Written exercise - Find the lines with "text" in them and copy them out.

The records -
┌──

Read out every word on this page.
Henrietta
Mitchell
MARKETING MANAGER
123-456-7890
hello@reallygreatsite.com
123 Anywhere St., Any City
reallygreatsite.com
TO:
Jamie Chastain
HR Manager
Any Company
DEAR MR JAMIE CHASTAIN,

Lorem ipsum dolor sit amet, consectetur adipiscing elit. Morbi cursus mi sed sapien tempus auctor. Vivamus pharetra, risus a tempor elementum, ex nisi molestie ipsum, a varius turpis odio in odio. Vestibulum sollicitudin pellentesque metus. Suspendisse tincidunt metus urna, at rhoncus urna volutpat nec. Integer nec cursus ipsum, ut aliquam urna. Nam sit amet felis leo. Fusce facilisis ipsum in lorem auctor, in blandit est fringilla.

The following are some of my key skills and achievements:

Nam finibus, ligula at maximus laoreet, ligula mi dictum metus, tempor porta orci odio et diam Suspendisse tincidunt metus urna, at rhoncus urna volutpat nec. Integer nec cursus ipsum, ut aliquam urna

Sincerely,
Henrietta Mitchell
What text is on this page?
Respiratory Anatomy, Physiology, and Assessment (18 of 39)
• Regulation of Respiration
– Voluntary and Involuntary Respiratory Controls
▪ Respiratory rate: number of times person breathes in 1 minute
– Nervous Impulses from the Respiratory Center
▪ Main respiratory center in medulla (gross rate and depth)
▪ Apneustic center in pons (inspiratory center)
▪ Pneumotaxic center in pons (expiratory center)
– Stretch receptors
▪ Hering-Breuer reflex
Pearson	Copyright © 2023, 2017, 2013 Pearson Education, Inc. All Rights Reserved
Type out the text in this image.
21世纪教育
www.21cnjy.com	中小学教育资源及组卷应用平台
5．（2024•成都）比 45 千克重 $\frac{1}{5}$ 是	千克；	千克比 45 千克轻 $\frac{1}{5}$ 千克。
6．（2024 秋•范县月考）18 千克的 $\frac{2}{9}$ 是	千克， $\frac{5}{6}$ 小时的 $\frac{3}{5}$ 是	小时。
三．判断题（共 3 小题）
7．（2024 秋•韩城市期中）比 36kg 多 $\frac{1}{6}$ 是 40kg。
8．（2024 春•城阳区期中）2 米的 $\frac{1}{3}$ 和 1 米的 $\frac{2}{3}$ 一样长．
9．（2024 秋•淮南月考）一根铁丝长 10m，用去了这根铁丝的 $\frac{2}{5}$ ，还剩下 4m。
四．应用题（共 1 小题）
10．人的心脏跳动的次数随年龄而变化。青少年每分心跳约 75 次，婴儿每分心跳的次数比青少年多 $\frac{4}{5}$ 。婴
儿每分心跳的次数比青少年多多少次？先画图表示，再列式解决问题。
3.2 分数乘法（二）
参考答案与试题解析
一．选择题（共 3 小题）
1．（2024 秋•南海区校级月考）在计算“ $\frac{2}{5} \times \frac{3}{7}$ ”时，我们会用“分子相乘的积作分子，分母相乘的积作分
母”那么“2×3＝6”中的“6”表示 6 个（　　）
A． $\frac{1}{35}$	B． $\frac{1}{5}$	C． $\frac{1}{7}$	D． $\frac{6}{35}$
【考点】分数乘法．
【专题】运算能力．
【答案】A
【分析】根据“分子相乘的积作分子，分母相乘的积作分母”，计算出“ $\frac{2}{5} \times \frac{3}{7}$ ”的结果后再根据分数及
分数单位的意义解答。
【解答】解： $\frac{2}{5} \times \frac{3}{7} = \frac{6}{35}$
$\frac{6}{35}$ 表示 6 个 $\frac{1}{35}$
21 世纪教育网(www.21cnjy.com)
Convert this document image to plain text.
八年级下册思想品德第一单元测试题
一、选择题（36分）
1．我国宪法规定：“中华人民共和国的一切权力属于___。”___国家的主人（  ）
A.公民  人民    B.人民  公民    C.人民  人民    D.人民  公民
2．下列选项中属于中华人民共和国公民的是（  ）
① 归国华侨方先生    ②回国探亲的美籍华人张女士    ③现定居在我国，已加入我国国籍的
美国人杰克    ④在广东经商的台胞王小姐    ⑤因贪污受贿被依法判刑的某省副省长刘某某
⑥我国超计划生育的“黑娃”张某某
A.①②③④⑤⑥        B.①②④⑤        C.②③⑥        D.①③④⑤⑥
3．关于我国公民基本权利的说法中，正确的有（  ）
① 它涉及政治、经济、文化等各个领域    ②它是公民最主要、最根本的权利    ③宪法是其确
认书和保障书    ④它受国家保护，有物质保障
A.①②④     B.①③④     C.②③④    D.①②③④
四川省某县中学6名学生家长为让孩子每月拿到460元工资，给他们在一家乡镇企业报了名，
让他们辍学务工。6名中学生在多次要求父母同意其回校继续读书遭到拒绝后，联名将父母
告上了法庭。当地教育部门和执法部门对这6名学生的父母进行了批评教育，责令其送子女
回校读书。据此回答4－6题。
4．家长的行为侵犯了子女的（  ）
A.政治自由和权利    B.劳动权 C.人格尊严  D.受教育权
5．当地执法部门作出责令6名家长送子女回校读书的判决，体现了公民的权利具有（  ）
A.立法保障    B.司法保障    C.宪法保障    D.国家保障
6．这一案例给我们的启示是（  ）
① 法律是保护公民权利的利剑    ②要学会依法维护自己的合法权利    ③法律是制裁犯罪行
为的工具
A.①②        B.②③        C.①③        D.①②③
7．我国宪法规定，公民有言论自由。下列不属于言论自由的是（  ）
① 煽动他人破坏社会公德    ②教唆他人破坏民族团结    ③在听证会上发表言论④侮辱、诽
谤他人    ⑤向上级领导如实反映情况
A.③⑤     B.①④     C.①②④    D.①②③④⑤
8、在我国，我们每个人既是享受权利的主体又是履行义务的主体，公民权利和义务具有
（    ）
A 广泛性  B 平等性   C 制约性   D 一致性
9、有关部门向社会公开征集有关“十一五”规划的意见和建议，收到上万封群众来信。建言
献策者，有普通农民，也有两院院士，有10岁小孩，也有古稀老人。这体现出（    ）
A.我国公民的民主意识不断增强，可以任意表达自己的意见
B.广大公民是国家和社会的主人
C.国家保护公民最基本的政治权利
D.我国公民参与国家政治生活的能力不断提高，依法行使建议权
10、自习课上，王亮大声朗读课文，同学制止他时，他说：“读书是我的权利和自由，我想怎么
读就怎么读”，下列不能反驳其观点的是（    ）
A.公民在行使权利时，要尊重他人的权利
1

└──

Completed exercise -
What text is on this page?
Type out the text in this image.
Convert this document image to plain text.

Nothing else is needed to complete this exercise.